• **Task goal**: Retype every line of the records, from the first one down through the line containing "x-tick-label: 30 bbox=[529, 382, 543, 397]", without changing a character.
◆ ◆ ◆
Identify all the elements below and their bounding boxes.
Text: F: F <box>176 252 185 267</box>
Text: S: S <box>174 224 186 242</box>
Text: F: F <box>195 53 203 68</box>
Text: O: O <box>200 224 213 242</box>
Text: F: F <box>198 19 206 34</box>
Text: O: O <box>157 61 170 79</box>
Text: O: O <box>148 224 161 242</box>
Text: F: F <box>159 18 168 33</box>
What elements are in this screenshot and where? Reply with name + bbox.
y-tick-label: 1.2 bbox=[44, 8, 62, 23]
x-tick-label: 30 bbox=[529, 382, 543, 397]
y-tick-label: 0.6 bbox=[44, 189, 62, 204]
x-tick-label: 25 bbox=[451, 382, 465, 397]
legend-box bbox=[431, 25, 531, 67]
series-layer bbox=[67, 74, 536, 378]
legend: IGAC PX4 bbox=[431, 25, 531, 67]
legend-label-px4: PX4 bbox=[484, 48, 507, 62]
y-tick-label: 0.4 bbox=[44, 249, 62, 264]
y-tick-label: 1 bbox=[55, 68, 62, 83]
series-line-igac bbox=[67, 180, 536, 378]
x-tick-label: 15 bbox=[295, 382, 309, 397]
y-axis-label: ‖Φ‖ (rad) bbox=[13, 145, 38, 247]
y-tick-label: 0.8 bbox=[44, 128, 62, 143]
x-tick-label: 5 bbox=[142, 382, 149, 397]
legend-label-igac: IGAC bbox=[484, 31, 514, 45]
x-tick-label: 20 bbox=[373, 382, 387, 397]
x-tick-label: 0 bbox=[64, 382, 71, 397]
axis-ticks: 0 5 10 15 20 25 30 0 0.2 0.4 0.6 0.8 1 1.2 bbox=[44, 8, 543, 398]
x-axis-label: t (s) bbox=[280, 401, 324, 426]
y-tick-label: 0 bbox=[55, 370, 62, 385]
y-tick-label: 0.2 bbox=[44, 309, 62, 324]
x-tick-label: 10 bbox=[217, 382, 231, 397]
◆ ◆ ◆
• **Reply**:
Identify all the elements below and their bounding boxes.
Text: F: F <box>176 252 185 267</box>
Text: S: S <box>174 224 186 242</box>
Text: F: F <box>195 53 203 68</box>
Text: O: O <box>200 224 213 242</box>
Text: F: F <box>198 19 206 34</box>
Text: O: O <box>157 61 170 79</box>
Text: O: O <box>148 224 161 242</box>
Text: F: F <box>159 18 168 33</box>
What elements are in this screenshot and where? Reply with name + bbox.
y-tick-label: 1.2 bbox=[44, 8, 62, 23]
x-tick-label: 30 bbox=[529, 382, 543, 397]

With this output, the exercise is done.